__Description of the task__
Look through the lines below and state how many hold the word "холодного". Write only the number.

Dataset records
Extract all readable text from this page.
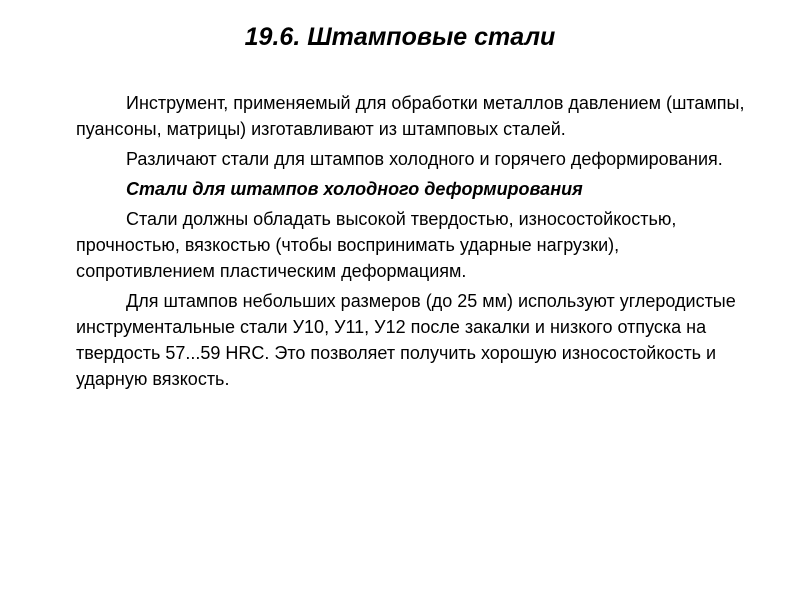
19.6. Штамповые стали

Инструмент, применяемый для обработки металлов давлением (штампы, пуансоны, матрицы) изготавливают из штамповых сталей.

Различают стали для штампов холодного и горячего деформирования.

Стали для штампов холодного деформирования

Стали должны обладать высокой твердостью, износостойкостью, прочностью, вязкостью (чтобы воспринимать ударные нагрузки), сопротивлением пластическим деформациям.

Для штампов небольших размеров (до 25 мм) используют углеродистые инструментальные стали У10, У11, У12 после закалки и низкого отпуска на твердость 57...59 HRC. Это позволяет получить хорошую износостойкость и ударную вязкость.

__Right answer__
2